▸ **Exercise instructions**: Show all lines that include the string "look"; copy each one.

▸ **Supplied information**:
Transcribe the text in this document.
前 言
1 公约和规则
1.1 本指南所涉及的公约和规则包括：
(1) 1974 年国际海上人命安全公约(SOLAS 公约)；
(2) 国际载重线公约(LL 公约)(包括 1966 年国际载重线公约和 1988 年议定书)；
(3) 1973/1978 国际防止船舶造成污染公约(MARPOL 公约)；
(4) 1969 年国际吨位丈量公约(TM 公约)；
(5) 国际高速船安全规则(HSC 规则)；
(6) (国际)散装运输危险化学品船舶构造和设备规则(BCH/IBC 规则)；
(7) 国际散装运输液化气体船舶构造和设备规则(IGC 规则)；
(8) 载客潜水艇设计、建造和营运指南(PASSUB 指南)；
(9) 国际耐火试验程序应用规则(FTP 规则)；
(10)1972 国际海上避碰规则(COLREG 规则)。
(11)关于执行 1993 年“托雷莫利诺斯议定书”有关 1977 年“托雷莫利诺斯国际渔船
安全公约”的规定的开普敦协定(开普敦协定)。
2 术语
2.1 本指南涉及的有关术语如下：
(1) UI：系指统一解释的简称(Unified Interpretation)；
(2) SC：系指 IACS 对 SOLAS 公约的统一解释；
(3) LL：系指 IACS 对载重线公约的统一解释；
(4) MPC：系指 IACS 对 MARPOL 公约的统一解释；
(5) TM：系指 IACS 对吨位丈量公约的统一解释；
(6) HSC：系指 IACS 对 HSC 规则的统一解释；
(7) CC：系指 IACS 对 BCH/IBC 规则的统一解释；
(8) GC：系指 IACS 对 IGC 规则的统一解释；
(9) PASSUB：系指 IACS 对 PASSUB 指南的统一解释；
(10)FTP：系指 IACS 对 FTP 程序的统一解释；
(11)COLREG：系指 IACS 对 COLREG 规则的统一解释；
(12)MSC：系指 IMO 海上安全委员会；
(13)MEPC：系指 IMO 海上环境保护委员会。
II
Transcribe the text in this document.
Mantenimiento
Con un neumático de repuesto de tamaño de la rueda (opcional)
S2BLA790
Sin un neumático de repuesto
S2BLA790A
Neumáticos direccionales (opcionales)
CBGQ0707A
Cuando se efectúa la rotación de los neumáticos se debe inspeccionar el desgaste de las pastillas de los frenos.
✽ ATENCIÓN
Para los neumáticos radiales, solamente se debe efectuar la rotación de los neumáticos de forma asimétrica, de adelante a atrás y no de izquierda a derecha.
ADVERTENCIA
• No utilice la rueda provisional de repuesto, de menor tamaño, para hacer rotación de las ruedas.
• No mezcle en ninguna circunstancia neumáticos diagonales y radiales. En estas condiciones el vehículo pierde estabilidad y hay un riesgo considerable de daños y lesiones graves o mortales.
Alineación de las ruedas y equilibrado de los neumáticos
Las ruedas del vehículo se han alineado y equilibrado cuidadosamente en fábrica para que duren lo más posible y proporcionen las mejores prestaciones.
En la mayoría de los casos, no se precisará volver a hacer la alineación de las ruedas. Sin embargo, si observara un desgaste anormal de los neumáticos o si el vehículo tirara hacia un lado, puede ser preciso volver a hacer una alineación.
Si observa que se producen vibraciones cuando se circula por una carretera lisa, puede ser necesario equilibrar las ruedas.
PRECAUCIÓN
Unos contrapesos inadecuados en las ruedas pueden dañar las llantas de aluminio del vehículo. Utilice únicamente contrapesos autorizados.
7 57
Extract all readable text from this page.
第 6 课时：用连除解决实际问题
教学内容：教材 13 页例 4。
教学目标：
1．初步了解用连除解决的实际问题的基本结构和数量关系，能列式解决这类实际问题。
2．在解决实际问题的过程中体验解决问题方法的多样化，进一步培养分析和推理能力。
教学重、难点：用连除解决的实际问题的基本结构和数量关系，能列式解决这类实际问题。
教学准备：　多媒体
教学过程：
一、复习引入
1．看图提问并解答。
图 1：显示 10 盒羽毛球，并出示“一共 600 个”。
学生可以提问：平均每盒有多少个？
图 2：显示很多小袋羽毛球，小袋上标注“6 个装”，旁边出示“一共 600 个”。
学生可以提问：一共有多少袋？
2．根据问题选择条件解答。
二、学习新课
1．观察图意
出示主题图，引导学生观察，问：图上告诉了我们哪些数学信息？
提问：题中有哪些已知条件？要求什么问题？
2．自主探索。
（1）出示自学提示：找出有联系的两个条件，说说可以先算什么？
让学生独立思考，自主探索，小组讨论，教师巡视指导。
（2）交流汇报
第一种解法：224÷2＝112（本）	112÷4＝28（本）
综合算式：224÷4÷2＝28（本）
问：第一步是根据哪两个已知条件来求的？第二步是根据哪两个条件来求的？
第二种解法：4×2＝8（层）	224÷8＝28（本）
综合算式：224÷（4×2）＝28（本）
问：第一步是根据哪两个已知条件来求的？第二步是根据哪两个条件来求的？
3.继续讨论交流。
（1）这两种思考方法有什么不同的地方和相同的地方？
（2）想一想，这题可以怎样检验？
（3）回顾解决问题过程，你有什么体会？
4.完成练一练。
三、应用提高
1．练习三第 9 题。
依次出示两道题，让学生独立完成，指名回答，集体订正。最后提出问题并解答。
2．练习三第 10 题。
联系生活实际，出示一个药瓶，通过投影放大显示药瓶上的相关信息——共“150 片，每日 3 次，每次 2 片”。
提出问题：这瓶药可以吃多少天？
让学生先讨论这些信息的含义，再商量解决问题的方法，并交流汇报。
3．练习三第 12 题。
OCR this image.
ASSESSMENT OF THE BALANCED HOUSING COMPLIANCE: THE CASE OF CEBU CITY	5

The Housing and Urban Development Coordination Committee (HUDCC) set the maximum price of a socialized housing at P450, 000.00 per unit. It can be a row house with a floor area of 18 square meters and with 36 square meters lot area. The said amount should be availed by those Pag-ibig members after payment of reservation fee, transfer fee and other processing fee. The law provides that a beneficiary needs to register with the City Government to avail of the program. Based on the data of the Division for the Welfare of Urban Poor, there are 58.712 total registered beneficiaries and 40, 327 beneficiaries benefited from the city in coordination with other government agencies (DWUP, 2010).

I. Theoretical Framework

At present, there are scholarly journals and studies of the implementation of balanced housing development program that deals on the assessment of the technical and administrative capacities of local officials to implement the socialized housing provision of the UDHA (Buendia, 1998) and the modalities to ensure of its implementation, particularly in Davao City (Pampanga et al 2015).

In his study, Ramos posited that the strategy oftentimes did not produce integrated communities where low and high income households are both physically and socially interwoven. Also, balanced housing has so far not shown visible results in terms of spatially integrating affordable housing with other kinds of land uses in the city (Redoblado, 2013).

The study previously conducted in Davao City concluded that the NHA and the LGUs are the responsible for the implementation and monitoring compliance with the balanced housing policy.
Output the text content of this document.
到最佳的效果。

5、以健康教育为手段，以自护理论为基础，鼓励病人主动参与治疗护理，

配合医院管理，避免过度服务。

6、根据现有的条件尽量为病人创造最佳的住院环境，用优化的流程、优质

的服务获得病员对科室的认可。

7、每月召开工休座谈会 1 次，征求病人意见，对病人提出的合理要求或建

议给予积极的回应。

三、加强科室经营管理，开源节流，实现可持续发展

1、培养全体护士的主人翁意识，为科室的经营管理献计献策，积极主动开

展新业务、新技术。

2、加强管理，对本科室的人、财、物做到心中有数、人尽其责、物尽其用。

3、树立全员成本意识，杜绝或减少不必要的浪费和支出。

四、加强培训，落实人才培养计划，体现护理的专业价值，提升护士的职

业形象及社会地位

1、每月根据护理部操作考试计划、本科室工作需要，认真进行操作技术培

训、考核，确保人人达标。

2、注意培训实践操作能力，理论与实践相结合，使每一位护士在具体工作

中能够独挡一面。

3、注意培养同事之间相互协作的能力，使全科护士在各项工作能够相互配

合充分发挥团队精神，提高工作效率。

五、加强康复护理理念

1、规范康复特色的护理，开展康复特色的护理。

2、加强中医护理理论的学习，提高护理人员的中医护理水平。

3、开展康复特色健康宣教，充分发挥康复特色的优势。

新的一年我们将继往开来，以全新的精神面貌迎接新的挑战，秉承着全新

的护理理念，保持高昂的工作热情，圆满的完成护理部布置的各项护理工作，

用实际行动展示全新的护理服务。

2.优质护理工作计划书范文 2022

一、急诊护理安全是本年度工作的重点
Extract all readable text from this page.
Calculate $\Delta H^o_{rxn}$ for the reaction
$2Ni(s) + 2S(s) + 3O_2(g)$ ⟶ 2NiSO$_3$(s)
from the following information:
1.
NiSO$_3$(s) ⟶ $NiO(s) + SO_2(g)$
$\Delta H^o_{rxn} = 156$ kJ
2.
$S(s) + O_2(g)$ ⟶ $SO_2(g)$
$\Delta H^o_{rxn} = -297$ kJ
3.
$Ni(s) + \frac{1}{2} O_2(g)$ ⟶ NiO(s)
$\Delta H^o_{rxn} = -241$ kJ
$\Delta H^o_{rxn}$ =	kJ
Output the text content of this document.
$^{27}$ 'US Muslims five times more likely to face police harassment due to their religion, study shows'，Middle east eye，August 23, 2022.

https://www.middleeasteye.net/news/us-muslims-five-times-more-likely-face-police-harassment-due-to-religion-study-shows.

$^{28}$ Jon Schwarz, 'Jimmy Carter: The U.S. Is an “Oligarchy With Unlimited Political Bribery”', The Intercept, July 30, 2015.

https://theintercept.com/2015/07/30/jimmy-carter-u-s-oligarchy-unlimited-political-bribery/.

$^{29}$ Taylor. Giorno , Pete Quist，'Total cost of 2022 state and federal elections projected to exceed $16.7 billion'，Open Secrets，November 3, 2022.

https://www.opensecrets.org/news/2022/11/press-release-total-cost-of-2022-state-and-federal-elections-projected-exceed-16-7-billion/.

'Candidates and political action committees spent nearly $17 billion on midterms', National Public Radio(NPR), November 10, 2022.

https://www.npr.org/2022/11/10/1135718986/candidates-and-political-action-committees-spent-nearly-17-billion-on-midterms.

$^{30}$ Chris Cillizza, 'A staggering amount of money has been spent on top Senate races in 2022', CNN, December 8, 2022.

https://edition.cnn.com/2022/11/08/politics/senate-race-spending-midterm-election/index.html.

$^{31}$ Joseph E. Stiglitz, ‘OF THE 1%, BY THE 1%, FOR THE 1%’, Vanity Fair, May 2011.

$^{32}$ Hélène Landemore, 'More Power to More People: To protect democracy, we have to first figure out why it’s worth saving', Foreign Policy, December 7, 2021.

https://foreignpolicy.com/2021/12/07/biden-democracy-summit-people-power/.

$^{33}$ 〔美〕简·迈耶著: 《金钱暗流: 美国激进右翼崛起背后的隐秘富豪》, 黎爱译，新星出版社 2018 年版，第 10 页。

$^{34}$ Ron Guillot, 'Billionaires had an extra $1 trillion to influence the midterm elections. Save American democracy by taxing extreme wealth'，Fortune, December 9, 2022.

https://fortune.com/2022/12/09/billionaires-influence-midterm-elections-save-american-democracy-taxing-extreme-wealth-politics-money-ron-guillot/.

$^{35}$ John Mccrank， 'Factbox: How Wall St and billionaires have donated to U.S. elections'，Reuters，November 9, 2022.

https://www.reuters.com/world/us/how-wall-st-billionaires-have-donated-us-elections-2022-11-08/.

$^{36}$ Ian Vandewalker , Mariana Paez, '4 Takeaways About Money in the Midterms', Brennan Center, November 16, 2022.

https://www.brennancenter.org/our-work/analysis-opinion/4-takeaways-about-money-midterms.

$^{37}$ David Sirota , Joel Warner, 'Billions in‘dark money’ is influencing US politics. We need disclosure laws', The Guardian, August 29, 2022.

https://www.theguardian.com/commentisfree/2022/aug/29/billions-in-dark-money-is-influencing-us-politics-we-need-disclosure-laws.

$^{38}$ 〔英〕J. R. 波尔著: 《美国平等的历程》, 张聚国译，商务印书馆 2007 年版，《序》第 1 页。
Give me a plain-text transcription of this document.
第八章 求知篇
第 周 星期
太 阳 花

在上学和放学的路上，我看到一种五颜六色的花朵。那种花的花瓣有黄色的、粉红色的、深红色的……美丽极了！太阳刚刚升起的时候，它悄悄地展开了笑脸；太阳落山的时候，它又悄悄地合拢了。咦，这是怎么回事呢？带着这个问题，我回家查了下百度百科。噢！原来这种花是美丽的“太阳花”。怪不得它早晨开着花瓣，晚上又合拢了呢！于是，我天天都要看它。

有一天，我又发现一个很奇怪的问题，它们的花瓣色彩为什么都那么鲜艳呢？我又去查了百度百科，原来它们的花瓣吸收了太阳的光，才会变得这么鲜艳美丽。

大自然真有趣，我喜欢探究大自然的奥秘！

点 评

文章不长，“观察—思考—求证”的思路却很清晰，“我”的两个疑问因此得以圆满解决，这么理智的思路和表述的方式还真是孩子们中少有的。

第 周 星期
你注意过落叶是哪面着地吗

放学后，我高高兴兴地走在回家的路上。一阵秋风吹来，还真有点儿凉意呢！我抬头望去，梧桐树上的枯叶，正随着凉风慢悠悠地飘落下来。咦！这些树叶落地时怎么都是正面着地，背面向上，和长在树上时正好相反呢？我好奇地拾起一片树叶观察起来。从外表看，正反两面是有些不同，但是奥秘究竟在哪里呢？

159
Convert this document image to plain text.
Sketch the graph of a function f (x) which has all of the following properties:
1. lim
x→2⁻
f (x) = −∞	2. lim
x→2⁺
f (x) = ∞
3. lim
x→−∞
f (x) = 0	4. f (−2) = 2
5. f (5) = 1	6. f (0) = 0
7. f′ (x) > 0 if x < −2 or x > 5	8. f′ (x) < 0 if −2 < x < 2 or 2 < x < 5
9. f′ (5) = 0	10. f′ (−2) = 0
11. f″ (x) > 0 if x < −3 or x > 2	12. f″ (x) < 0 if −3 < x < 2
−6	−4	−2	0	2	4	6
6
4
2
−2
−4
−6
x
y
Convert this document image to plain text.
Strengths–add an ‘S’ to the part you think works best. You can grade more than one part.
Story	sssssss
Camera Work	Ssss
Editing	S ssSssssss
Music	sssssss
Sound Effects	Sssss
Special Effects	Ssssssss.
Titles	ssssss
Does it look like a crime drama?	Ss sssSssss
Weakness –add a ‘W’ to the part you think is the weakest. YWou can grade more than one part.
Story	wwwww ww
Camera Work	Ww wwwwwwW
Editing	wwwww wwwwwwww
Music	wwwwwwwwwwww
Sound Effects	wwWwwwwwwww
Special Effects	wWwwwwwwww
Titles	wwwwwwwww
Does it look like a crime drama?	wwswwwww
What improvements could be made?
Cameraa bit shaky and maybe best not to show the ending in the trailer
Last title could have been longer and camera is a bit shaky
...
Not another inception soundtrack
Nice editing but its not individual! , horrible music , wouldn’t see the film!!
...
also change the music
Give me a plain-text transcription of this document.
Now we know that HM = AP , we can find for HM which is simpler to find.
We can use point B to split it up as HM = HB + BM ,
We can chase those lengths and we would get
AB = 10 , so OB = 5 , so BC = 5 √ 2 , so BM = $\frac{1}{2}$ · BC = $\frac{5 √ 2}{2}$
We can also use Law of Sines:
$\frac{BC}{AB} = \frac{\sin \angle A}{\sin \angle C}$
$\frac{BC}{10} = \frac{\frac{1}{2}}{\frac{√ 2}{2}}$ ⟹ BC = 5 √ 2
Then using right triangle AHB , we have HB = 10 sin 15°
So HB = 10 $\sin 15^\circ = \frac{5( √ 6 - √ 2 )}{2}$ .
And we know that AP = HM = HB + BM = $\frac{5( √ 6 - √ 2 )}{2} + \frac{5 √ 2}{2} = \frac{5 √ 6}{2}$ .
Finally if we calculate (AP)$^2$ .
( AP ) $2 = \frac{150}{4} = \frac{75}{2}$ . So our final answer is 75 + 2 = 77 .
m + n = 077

▸ **Written response**:
Does it look like a crime drama?	Ss sssSssss
Does it look like a crime drama?	wwswwwww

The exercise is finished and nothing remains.